Ilmu layaknya isian risol, beraneka ragam namun satu kenikmatan.

Friday, March 29, 2013

Wajah Hukum di Indonesia

8:15 AM Posted by Agus Hadi Muhidin , No comments

LawImage.jpg (858×559)

Membicarakan hukum itu tidak ada habisnya, selayaknya berkas hakim dikala sedang mengadili terpidana suatu kasus. Tebalnya berkas pun berkorelasi dengan apa yang telah diperbuat oleh terdakwa, mungkin ada yang tipis hanya sebatas maling ayam atau bahkan ada yang setebal tumpukan buku-buku yaitu milik sang tikus berdasi yang dicintai oleh hukum. Mengapa harus dicintai? Hukum selayaknya dirancang dan dibuat oleh para pemangku kekuasaan di singgahsana yanga katanya mengatasnamakan rakyat, padahal salah satu oknum tikus yang usil ada di sana. Jadi hukum pun dibuat oleh orang yang korupsi dan mngerti akan tindakkannya yang melanggar hukum, dan dia pun mengetahui caranya meloloskan diri dari jerat jeruji besi.
Oh... pasti ini di Indonesia! Itu lah salah satu pikiran yang ada di kepala anda. Iya itu tidak salah, karena memang sudah menjadi kenyataan dan seaakan menjadi rutinitas setiap tahunnya pasti selalu ada kasus baru tentang korupsi sang tikus berdasi. Mencengangkan! Salah satu kata yang paling laris dijadikan headline news, para media masa seaakan ingin memperlihatkan sifat hedonisme para koruptor yang terlihat dari kekayaannya. Keadaan seperti ini berbeda sekali dengan masa penjajahan, sekarang seaakan taji Indonesia menghilang seiring trik dan intrik yang dimanipulasi oleh segelintir orang yang haus akan kekuasaan dan harta.
Banyak sekali tersangka koruptor yang tidak merasa dihukum, seakan-akan dia sedang beristirahat sejenak seblum memikirkan pekerjaan kotor apa lagi yang akan diperbuatnya. Sebetulnya masyarakat sudah jengah dengan melihat berita di media massa yang selalu mengangkat topik korupsi yang seakan tidak akan pernah angkat kaki dari negeri ini. Akan tetapi masyarakat hanya bisa diam dan pasrah dengan keadaan ini, mengingat mereka tidak bisa berbuat apa-apa karena hukum di Indonesia hanyalah permainan bagi yang berpunya.
Jika kita ibaratkan hukum seperti bentuk wajah maka wajah hukum di Indonesia itu sangatlah lengkap, dia mempunyai mata, hidung, dan mulut, tetapi masih ada saja luka dan goresan dalam wajah tersebut. Ini artinya bahwa sistem hukum di Indonesia sudah sangatlah lengkap tetapi pada kenyataannya sering terjadi penyelewangan hukum yang membuat citra hukum itu menjadi rusak.
◆ ◆ ◆
DAFTAR TUGAS |
(1) Jawab pertanyaan berikut berdasarkan tulisan tentang wajah hukum di Indonesia.
(a) Siapa yang memposting tulisan itu?
(b) Kata apa yang disebut paling laris dijadikan headline news?
(c) Bagian wajah apa saja yang disebut dimiliki oleh wajah hukum di Indonesia?
(2) Ulangi persis baris-baris catatan mulai dari baris yang memuat "Point bbox=[285, 374, 308, 388]" sampai dengan baris yang memuat "Point bbox=[240, 160, 263, 174]", termasuk kedua baris tersebut.

(Catatan kotak elemen gambar)
◆ ◆ ◆
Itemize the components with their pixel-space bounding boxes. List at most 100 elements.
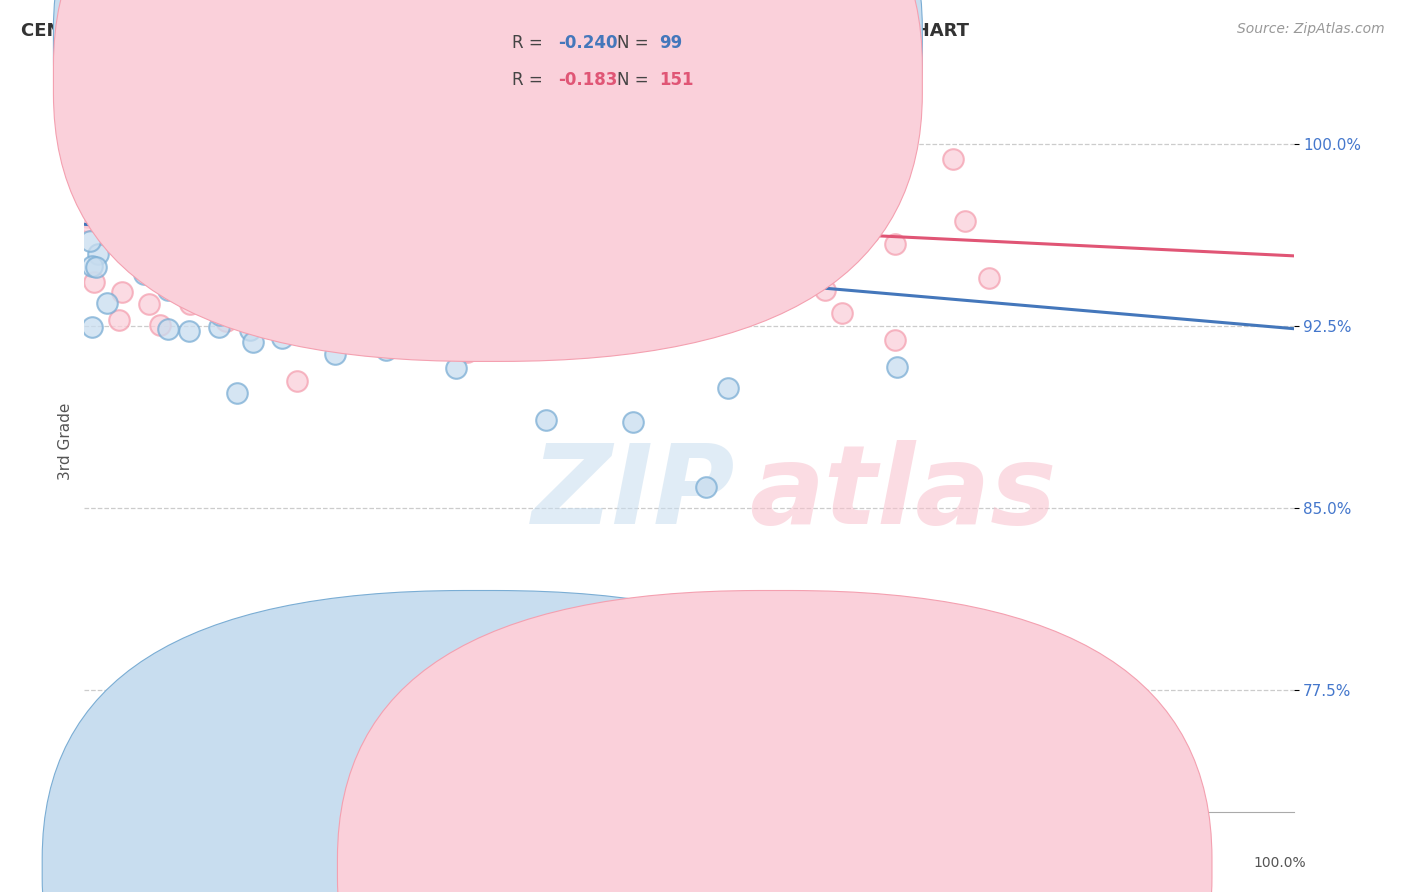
Point bbox=[285, 374, 308, 388]
Point bbox=[183, 132, 205, 146]
Point bbox=[117, 207, 139, 221]
Point bbox=[136, 160, 159, 174]
Point bbox=[315, 170, 337, 185]
Point bbox=[762, 155, 785, 169]
Point bbox=[343, 215, 366, 229]
Point bbox=[793, 221, 815, 235]
Point bbox=[157, 322, 180, 336]
Point bbox=[291, 221, 314, 235]
Point bbox=[276, 114, 298, 128]
Point bbox=[307, 293, 329, 308]
Point bbox=[350, 228, 373, 243]
Point bbox=[240, 160, 263, 174]
Point bbox=[339, 119, 361, 133]
Point bbox=[668, 186, 690, 200]
Point bbox=[434, 255, 457, 269]
Point bbox=[75, 213, 97, 227]
Point bbox=[377, 328, 399, 343]
Point bbox=[129, 219, 152, 234]
Text: ZIP: ZIP bbox=[531, 440, 735, 547]
Point bbox=[208, 320, 231, 334]
Point bbox=[108, 224, 131, 238]
Point bbox=[382, 252, 405, 266]
Point bbox=[325, 291, 347, 305]
Point bbox=[883, 236, 905, 251]
Point bbox=[579, 208, 602, 222]
Y-axis label: 3rd Grade: 3rd Grade bbox=[58, 403, 73, 480]
Point bbox=[136, 233, 159, 247]
Point bbox=[188, 200, 211, 214]
Point bbox=[717, 381, 740, 395]
Point bbox=[122, 243, 145, 257]
Point bbox=[278, 215, 301, 229]
Point bbox=[93, 154, 115, 169]
Point bbox=[281, 202, 304, 217]
Point bbox=[219, 155, 242, 169]
Point bbox=[221, 284, 243, 298]
Point bbox=[271, 330, 294, 344]
Point bbox=[301, 258, 323, 272]
Point bbox=[80, 319, 103, 334]
Point bbox=[443, 219, 465, 234]
Point bbox=[229, 118, 252, 132]
Point bbox=[246, 246, 269, 260]
Point bbox=[578, 299, 600, 313]
Point bbox=[711, 231, 734, 245]
Point bbox=[174, 228, 197, 243]
Point bbox=[107, 225, 129, 239]
Point bbox=[240, 112, 263, 127]
Point bbox=[80, 259, 103, 273]
Point bbox=[111, 285, 134, 299]
Point bbox=[231, 195, 253, 210]
Point bbox=[239, 323, 262, 337]
Point bbox=[766, 294, 789, 309]
Point bbox=[209, 308, 232, 322]
Point bbox=[557, 219, 579, 234]
Point bbox=[149, 318, 172, 332]
Point bbox=[831, 306, 853, 320]
Point bbox=[135, 169, 157, 184]
Point bbox=[194, 241, 217, 255]
Point bbox=[457, 228, 479, 243]
Point bbox=[803, 115, 825, 129]
Point bbox=[201, 237, 224, 252]
Point bbox=[471, 130, 494, 145]
Point bbox=[176, 234, 198, 248]
Point bbox=[491, 203, 513, 218]
Point bbox=[183, 174, 205, 188]
Point bbox=[217, 146, 239, 161]
Point bbox=[299, 200, 322, 214]
Point bbox=[132, 201, 155, 215]
Point bbox=[202, 120, 225, 135]
Point bbox=[167, 158, 190, 172]
Point bbox=[378, 174, 401, 188]
Point bbox=[778, 202, 800, 216]
Point bbox=[87, 247, 110, 261]
Point bbox=[239, 153, 262, 168]
Point bbox=[449, 125, 471, 139]
Point bbox=[309, 285, 332, 299]
Point bbox=[375, 343, 398, 357]
Point bbox=[97, 219, 120, 234]
Point bbox=[162, 202, 184, 217]
Point bbox=[260, 193, 283, 207]
Point bbox=[761, 164, 783, 178]
Point bbox=[277, 180, 299, 194]
Point bbox=[491, 286, 513, 301]
Point bbox=[387, 288, 409, 302]
Point bbox=[858, 225, 880, 239]
Point bbox=[381, 168, 404, 182]
Point bbox=[405, 310, 427, 325]
Point bbox=[253, 168, 276, 182]
Point bbox=[145, 129, 167, 144]
Point bbox=[519, 260, 541, 275]
Point bbox=[883, 334, 905, 348]
Point bbox=[266, 173, 288, 187]
Point bbox=[322, 319, 344, 334]
Point bbox=[103, 112, 125, 127]
Point bbox=[204, 253, 226, 268]
Point bbox=[179, 297, 201, 311]
Point bbox=[322, 173, 344, 187]
Point bbox=[827, 162, 849, 177]
Point bbox=[356, 112, 378, 127]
◆ ◆ ◆
PEMBAHASAN JAWABAN |
(1)
(a) Agus Hadi Muhidin.
(b) "Mencengangkan!"
(c) Mata, hidung, dan mulut.

(2)
Point bbox=[285, 374, 308, 388]
Point bbox=[183, 132, 205, 146]
Point bbox=[117, 207, 139, 221]
Point bbox=[136, 160, 159, 174]
Point bbox=[315, 170, 337, 185]
Point bbox=[762, 155, 785, 169]
Point bbox=[343, 215, 366, 229]
Point bbox=[793, 221, 815, 235]
Point bbox=[157, 322, 180, 336]
Point bbox=[291, 221, 314, 235]
Point bbox=[276, 114, 298, 128]
Point bbox=[307, 293, 329, 308]
Point bbox=[350, 228, 373, 243]
Point bbox=[240, 160, 263, 174]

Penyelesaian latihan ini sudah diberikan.